__REQUIRED WORK__. Read the records and write them out again exactly.

[Stored items from a collection]
■ ■ ■ ■ ■ ■ ■

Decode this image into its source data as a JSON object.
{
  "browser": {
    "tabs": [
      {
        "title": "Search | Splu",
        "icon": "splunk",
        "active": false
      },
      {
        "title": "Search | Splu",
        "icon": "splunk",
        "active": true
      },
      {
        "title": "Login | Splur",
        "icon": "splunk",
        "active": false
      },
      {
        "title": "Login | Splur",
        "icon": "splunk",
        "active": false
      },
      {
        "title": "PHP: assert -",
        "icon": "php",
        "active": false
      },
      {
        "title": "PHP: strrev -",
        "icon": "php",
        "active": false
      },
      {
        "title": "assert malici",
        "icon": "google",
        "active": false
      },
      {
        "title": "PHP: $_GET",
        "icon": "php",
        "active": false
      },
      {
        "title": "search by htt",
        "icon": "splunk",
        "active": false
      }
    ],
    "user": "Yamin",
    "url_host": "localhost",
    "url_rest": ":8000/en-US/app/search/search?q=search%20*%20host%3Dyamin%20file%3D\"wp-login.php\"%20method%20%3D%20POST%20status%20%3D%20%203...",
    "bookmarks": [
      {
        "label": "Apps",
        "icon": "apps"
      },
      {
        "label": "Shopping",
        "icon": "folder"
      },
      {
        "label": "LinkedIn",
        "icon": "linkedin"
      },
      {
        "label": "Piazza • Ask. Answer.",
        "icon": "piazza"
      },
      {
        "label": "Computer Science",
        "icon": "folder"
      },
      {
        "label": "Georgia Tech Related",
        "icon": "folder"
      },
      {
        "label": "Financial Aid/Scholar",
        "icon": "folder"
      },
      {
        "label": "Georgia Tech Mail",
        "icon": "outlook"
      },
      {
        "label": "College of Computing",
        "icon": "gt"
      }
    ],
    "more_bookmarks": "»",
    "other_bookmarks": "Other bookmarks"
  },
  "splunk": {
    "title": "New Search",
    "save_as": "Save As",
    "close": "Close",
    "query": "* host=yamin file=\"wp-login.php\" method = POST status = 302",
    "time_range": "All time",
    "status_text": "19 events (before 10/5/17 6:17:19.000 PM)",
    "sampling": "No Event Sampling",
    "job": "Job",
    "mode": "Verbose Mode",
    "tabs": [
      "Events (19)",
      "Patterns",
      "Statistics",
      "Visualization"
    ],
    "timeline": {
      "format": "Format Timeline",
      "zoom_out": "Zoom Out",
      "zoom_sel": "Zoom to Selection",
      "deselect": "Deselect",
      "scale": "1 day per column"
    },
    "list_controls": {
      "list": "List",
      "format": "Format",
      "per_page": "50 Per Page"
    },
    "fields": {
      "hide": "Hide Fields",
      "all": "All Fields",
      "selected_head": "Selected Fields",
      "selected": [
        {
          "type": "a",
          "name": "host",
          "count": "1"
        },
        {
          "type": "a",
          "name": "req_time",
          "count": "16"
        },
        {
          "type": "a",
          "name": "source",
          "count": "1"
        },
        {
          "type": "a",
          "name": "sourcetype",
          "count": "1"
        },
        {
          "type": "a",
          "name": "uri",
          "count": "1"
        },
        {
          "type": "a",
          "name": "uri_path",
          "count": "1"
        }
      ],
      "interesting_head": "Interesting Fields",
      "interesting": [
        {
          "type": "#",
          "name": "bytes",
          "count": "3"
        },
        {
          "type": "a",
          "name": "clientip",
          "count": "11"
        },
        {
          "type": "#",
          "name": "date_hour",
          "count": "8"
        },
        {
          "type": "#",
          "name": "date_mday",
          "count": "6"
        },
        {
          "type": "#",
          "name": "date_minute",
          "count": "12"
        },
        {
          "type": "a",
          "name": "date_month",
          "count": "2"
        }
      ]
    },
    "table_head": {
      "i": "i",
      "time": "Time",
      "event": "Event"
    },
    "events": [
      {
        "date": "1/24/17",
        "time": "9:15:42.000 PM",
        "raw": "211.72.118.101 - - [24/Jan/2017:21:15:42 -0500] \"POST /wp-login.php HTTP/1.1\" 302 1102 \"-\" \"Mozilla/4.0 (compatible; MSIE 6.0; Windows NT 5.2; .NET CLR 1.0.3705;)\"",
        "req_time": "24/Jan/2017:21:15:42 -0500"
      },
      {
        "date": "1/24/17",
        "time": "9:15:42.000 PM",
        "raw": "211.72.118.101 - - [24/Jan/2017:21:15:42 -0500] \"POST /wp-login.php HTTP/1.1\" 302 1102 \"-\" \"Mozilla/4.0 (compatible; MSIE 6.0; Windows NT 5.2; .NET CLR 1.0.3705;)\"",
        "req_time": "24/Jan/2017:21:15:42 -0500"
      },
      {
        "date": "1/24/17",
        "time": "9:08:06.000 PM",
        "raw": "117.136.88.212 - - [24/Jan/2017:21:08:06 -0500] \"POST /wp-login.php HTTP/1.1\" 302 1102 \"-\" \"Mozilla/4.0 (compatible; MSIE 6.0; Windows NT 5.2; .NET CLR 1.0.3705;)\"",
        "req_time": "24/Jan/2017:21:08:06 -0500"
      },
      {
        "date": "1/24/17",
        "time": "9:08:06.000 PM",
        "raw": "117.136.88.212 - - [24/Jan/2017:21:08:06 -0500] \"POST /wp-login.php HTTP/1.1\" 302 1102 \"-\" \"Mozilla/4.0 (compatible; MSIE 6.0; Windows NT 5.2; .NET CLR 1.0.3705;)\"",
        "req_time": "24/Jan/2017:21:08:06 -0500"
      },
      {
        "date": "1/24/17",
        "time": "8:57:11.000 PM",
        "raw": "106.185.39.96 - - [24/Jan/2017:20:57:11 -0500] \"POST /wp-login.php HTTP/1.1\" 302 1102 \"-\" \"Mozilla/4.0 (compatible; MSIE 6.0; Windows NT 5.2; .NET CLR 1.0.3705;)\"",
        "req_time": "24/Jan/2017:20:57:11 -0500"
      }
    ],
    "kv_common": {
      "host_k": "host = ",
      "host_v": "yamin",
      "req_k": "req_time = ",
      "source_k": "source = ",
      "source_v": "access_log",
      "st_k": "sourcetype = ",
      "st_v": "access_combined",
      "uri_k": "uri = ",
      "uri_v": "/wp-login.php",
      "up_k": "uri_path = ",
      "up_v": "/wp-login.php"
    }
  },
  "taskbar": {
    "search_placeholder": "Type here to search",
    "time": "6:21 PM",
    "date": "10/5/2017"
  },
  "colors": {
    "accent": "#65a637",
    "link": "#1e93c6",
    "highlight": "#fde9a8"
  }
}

■ ■ ■ ■ ■ ■ ■

__THE RESPONSE__.
Decode this image into its source data as a JSON object.
{
  "browser": {
    "tabs": [
      {
        "title": "Search | Splu",
        "icon": "splunk",
        "active": false
      },
      {
        "title": "Search | Splu",
        "icon": "splunk",
        "active": true
      },
      {
        "title": "Login | Splur",
        "icon": "splunk",
        "active": false
      },
      {
        "title": "Login | Splur",
        "icon": "splunk",
        "active": false
      },
      {
        "title": "PHP: assert -",
        "icon": "php",
        "active": false
      },
      {
        "title": "PHP: strrev -",
        "icon": "php",
        "active": false
      },
      {
        "title": "assert malici",
        "icon": "google",
        "active": false
      },
      {
        "title": "PHP: $_GET",
        "icon": "php",
        "active": false
      },
      {
        "title": "search by htt",
        "icon": "splunk",
        "active": false
      }
    ],
    "user": "Yamin",
    "url_host": "localhost",
    "url_rest": ":8000/en-US/app/search/search?q=search%20*%20host%3Dyamin%20file%3D\"wp-login.php\"%20method%20%3D%20POST%20status%20%3D%20%203...",
    "bookmarks": [
      {
        "label": "Apps",
        "icon": "apps"
      },
      {
        "label": "Shopping",
        "icon": "folder"
      },
      {
        "label": "LinkedIn",
        "icon": "linkedin"
      },
      {
        "label": "Piazza • Ask. Answer.",
        "icon": "piazza"
      },
      {
        "label": "Computer Science",
        "icon": "folder"
      },
      {
        "label": "Georgia Tech Related",
        "icon": "folder"
      },
      {
        "label": "Financial Aid/Scholar",
        "icon": "folder"
      },
      {
        "label": "Georgia Tech Mail",
        "icon": "outlook"
      },
      {
        "label": "College of Computing",
        "icon": "gt"
      }
    ],
    "more_bookmarks": "»",
    "other_bookmarks": "Other bookmarks"
  },
  "splunk": {
    "title": "New Search",
    "save_as": "Save As",
    "close": "Close",
    "query": "* host=yamin file=\"wp-login.php\" method = POST status = 302",
    "time_range": "All time",
    "status_text": "19 events (before 10/5/17 6:17:19.000 PM)",
    "sampling": "No Event Sampling",
    "job": "Job",
    "mode": "Verbose Mode",
    "tabs": [
      "Events (19)",
      "Patterns",
      "Statistics",
      "Visualization"
    ],
    "timeline": {
      "format": "Format Timeline",
      "zoom_out": "Zoom Out",
      "zoom_sel": "Zoom to Selection",
      "deselect": "Deselect",
      "scale": "1 day per column"
    },
    "list_controls": {
      "list": "List",
      "format": "Format",
      "per_page": "50 Per Page"
    },
    "fields": {
      "hide": "Hide Fields",
      "all": "All Fields",
      "selected_head": "Selected Fields",
      "selected": [
        {
          "type": "a",
          "name": "host",
          "count": "1"
        },
        {
          "type": "a",
          "name": "req_time",
          "count": "16"
        },
        {
          "type": "a",
          "name": "source",
          "count": "1"
        },
        {
          "type": "a",
          "name": "sourcetype",
          "count": "1"
        },
        {
          "type": "a",
          "name": "uri",
          "count": "1"
        },
        {
          "type": "a",
          "name": "uri_path",
          "count": "1"
        }
      ],
      "interesting_head": "Interesting Fields",
      "interesting": [
        {
          "type": "#",
          "name": "bytes",
          "count": "3"
        },
        {
          "type": "a",
          "name": "clientip",
          "count": "11"
        },
        {
          "type": "#",
          "name": "date_hour",
          "count": "8"
        },
        {
          "type": "#",
          "name": "date_mday",
          "count": "6"
        },
        {
          "type": "#",
          "name": "date_minute",
          "count": "12"
        },
        {
          "type": "a",
          "name": "date_month",
          "count": "2"
        }
      ]
    },
    "table_head": {
      "i": "i",
      "time": "Time",
      "event": "Event"
    },
    "events": [
      {
        "date": "1/24/17",
        "time": "9:15:42.000 PM",
        "raw": "211.72.118.101 - - [24/Jan/2017:21:15:42 -0500] \"POST /wp-login.php HTTP/1.1\" 302 1102 \"-\" \"Mozilla/4.0 (compatible; MSIE 6.0; Windows NT 5.2; .NET CLR 1.0.3705;)\"",
        "req_time": "24/Jan/2017:21:15:42 -0500"
      },
      {
        "date": "1/24/17",
        "time": "9:15:42.000 PM",
        "raw": "211.72.118.101 - - [24/Jan/2017:21:15:42 -0500] \"POST /wp-login.php HTTP/1.1\" 302 1102 \"-\" \"Mozilla/4.0 (compatible; MSIE 6.0; Windows NT 5.2; .NET CLR 1.0.3705;)\"",
        "req_time": "24/Jan/2017:21:15:42 -0500"
      },
      {
        "date": "1/24/17",
        "time": "9:08:06.000 PM",
        "raw": "117.136.88.212 - - [24/Jan/2017:21:08:06 -0500] \"POST /wp-login.php HTTP/1.1\" 302 1102 \"-\" \"Mozilla/4.0 (compatible; MSIE 6.0; Windows NT 5.2; .NET CLR 1.0.3705;)\"",
        "req_time": "24/Jan/2017:21:08:06 -0500"
      },
      {
        "date": "1/24/17",
        "time": "9:08:06.000 PM",
        "raw": "117.136.88.212 - - [24/Jan/2017:21:08:06 -0500] \"POST /wp-login.php HTTP/1.1\" 302 1102 \"-\" \"Mozilla/4.0 (compatible; MSIE 6.0; Windows NT 5.2; .NET CLR 1.0.3705;)\"",
        "req_time": "24/Jan/2017:21:08:06 -0500"
      },
      {
        "date": "1/24/17",
        "time": "8:57:11.000 PM",
        "raw": "106.185.39.96 - - [24/Jan/2017:20:57:11 -0500] \"POST /wp-login.php HTTP/1.1\" 302 1102 \"-\" \"Mozilla/4.0 (compatible; MSIE 6.0; Windows NT 5.2; .NET CLR 1.0.3705;)\"",
        "req_time": "24/Jan/2017:20:57:11 -0500"
      }
    ],
    "kv_common": {
      "host_k": "host = ",
      "host_v": "yamin",
      "req_k": "req_time = ",
      "source_k": "source = ",
      "source_v": "access_log",
      "st_k": "sourcetype = ",
      "st_v": "access_combined",
      "uri_k": "uri = ",
      "uri_v": "/wp-login.php",
      "up_k": "uri_path = ",
      "up_v": "/wp-login.php"
    }
  },
  "taskbar": {
    "search_placeholder": "Type here to search",
    "time": "6:21 PM",
    "date": "10/5/2017"
  },
  "colors": {
    "accent": "#65a637",
    "link": "#1e93c6",
    "highlight": "#fde9a8"
  }
}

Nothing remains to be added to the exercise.